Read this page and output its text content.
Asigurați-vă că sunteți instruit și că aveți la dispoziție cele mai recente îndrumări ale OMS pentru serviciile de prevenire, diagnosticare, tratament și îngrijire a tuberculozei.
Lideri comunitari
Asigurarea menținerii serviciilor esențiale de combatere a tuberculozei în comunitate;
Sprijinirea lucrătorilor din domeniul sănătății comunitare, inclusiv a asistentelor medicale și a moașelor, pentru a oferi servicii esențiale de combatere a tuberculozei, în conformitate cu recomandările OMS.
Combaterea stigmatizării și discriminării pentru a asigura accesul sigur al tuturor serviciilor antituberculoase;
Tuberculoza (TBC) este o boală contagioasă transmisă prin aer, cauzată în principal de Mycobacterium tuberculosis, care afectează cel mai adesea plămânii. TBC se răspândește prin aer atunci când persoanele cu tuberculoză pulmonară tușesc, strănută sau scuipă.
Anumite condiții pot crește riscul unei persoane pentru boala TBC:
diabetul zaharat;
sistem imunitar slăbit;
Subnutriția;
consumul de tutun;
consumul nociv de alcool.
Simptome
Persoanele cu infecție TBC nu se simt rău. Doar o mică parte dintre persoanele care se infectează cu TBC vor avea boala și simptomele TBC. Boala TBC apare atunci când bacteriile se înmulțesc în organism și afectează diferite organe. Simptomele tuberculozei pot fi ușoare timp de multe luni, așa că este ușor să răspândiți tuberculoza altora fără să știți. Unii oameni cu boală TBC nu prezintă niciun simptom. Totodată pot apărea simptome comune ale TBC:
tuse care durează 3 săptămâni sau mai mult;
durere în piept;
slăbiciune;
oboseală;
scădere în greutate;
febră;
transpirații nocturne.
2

○ ○ ○ ○ ○

(WORK TO BE COMPLETED):
How many of the lines in the listing hold "esențiale"? Only the number should be given.

(OUTPUT OF THE EXERCISE):
2